#### [TASK REQUIREMENTS]
From the line that has "What text is on this page?" down to the final line of the listing below, transcribe every line exactly, and only those.

#### [RECORDS TO USE]

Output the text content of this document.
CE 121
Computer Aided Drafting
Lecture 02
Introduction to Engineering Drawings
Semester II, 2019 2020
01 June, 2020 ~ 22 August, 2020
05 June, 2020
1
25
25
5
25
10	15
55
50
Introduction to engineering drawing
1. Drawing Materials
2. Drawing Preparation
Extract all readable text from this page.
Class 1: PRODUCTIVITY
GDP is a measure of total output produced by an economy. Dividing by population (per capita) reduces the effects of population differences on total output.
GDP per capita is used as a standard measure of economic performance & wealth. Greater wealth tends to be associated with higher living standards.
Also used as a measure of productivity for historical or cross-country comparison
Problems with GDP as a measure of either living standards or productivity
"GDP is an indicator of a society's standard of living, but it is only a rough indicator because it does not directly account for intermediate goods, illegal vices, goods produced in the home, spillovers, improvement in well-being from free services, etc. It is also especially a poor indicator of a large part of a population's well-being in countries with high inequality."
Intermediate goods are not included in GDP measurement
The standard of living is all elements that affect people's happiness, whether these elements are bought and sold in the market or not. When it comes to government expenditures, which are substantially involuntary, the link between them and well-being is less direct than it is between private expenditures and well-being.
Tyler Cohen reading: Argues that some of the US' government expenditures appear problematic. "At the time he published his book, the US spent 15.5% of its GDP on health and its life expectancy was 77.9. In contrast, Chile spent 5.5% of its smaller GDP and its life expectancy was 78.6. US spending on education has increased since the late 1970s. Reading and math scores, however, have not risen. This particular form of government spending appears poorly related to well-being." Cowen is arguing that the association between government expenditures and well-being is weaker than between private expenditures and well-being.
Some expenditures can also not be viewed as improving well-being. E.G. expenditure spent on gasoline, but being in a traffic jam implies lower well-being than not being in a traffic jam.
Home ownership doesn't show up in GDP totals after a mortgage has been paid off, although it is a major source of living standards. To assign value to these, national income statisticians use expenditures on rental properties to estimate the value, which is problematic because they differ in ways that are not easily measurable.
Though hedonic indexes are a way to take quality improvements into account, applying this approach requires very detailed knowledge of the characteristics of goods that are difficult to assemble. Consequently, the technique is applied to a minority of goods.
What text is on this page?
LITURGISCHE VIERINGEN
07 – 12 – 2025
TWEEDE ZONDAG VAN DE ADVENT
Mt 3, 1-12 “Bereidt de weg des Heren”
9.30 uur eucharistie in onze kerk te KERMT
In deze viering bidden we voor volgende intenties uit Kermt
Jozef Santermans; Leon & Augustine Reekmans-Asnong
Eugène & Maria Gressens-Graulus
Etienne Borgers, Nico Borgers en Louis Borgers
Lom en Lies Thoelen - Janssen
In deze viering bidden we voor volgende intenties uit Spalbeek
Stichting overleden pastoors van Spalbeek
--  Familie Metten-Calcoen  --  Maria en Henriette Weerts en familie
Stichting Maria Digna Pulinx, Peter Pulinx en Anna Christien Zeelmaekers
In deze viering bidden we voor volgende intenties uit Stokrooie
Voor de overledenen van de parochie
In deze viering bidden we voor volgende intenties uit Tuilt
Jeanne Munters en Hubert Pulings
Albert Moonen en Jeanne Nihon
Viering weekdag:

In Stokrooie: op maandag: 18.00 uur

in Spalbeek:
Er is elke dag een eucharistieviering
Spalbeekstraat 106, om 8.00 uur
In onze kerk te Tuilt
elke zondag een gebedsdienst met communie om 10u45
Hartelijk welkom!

#### [WRITTEN ANSWER]
What text is on this page?
LITURGISCHE VIERINGEN
07 – 12 – 2025
TWEEDE ZONDAG VAN DE ADVENT
Mt 3, 1-12 “Bereidt de weg des Heren”
9.30 uur eucharistie in onze kerk te KERMT
In deze viering bidden we voor volgende intenties uit Kermt
Jozef Santermans; Leon & Augustine Reekmans-Asnong
Eugène & Maria Gressens-Graulus
Etienne Borgers, Nico Borgers en Louis Borgers
Lom en Lies Thoelen - Janssen
In deze viering bidden we voor volgende intenties uit Spalbeek
Stichting overleden pastoors van Spalbeek
--  Familie Metten-Calcoen  --  Maria en Henriette Weerts en familie
Stichting Maria Digna Pulinx, Peter Pulinx en Anna Christien Zeelmaekers
In deze viering bidden we voor volgende intenties uit Stokrooie
Voor de overledenen van de parochie
In deze viering bidden we voor volgende intenties uit Tuilt
Jeanne Munters en Hubert Pulings
Albert Moonen en Jeanne Nihon
Viering weekdag:

In Stokrooie: op maandag: 18.00 uur

in Spalbeek:
Er is elke dag een eucharistieviering
Spalbeekstraat 106, om 8.00 uur
In onze kerk te Tuilt
elke zondag een gebedsdienst met communie om 10u45
Hartelijk welkom!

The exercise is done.